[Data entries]
________________________________________

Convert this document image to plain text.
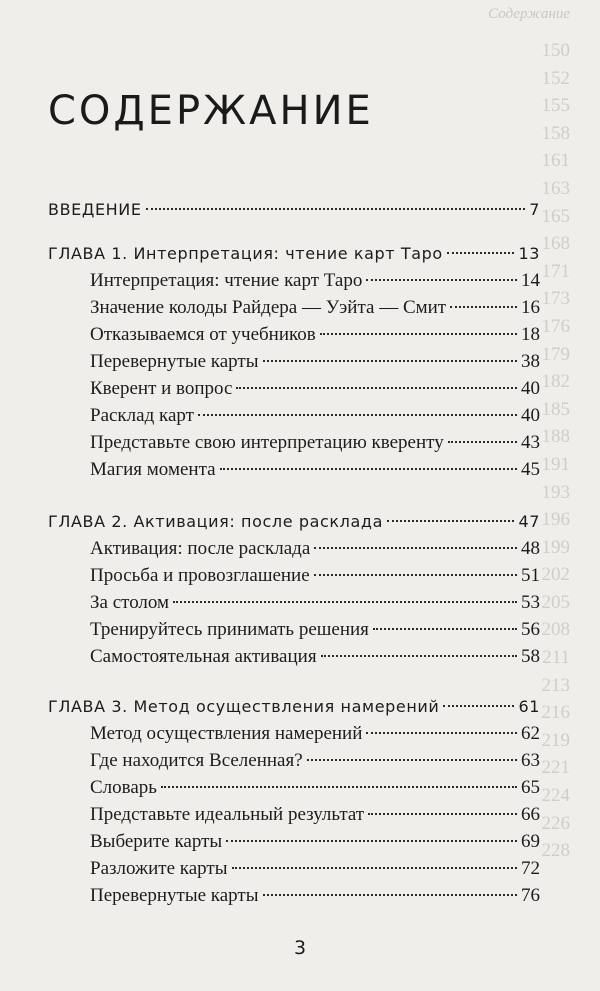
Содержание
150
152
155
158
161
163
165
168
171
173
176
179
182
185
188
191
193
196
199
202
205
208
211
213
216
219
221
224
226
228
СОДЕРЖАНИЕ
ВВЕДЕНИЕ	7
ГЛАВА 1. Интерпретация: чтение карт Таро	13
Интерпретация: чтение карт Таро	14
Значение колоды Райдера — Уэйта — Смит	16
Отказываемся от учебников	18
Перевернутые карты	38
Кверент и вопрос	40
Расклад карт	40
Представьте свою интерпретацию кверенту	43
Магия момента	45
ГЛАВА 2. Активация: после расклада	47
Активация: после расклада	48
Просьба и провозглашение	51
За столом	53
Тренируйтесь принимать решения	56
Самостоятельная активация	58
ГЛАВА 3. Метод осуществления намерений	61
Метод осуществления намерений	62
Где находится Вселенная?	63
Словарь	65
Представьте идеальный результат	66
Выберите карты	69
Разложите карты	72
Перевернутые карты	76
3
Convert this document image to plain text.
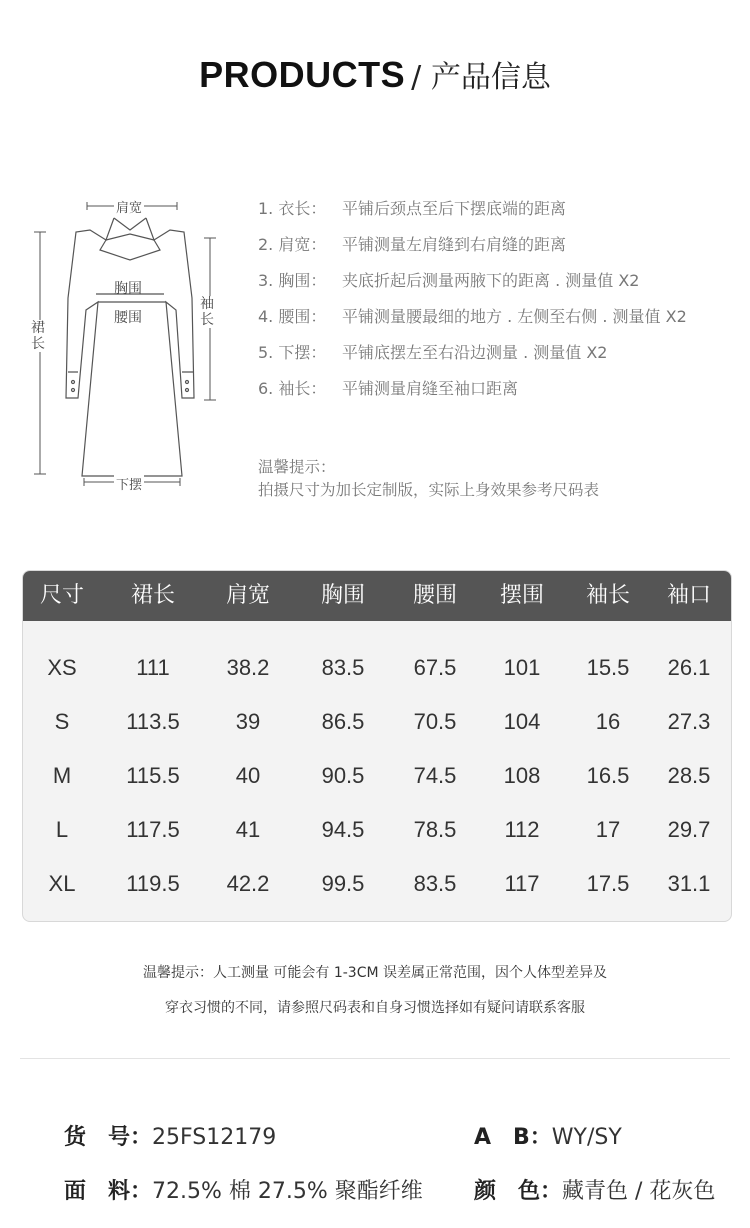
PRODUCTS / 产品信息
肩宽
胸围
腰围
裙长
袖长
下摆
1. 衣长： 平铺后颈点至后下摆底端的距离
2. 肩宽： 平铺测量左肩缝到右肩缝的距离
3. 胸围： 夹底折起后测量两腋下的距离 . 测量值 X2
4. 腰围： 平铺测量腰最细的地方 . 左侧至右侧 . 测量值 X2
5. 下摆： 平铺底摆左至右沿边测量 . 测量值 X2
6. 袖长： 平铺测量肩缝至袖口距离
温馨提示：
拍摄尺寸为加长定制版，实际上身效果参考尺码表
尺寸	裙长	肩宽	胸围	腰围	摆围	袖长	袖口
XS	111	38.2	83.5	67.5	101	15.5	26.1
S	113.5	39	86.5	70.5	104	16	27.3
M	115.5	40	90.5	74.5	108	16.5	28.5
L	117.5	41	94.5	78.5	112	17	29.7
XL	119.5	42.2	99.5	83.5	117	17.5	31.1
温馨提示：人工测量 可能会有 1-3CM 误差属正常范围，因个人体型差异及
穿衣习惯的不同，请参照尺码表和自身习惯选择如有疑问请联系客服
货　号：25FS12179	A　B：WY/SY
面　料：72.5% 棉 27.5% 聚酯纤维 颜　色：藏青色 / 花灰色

________________________________________

Copy each line in full and exactly, omitting any picture.

Convert this document image to plain text.
Содержание
150
152
155
158
161
163
165
168
171
173
176
179
182
185
188
191
193
196
199
202
205
208
211
213
216
219
221
224
226
228
СОДЕРЖАНИЕ
ВВЕДЕНИЕ	7
ГЛАВА 1. Интерпретация: чтение карт Таро	13
Интерпретация: чтение карт Таро	14
Значение колоды Райдера — Уэйта — Смит	16
Отказываемся от учебников	18
Перевернутые карты	38
Кверент и вопрос	40
Расклад карт	40
Представьте свою интерпретацию кверенту	43
Магия момента	45
ГЛАВА 2. Активация: после расклада	47
Активация: после расклада	48
Просьба и провозглашение	51
За столом	53
Тренируйтесь принимать решения	56
Самостоятельная активация	58
ГЛАВА 3. Метод осуществления намерений	61
Метод осуществления намерений	62
Где находится Вселенная?	63
Словарь	65
Представьте идеальный результат	66
Выберите карты	69
Разложите карты	72
Перевернутые карты	76
3
Convert this document image to plain text.
PRODUCTS / 产品信息
肩宽
胸围
腰围
裙长
袖长
下摆
1. 衣长： 平铺后颈点至后下摆底端的距离
2. 肩宽： 平铺测量左肩缝到右肩缝的距离
3. 胸围： 夹底折起后测量两腋下的距离 . 测量值 X2
4. 腰围： 平铺测量腰最细的地方 . 左侧至右侧 . 测量值 X2
5. 下摆： 平铺底摆左至右沿边测量 . 测量值 X2
6. 袖长： 平铺测量肩缝至袖口距离
温馨提示：
拍摄尺寸为加长定制版，实际上身效果参考尺码表
尺寸	裙长	肩宽	胸围	腰围	摆围	袖长	袖口
XS	111	38.2	83.5	67.5	101	15.5	26.1
S	113.5	39	86.5	70.5	104	16	27.3
M	115.5	40	90.5	74.5	108	16.5	28.5
L	117.5	41	94.5	78.5	112	17	29.7
XL	119.5	42.2	99.5	83.5	117	17.5	31.1
温馨提示：人工测量 可能会有 1-3CM 误差属正常范围，因个人体型差异及
穿衣习惯的不同，请参照尺码表和自身习惯选择如有疑问请联系客服
货　号：25FS12179	A　B：WY/SY
面　料：72.5% 棉 27.5% 聚酯纤维 颜　色：藏青色 / 花灰色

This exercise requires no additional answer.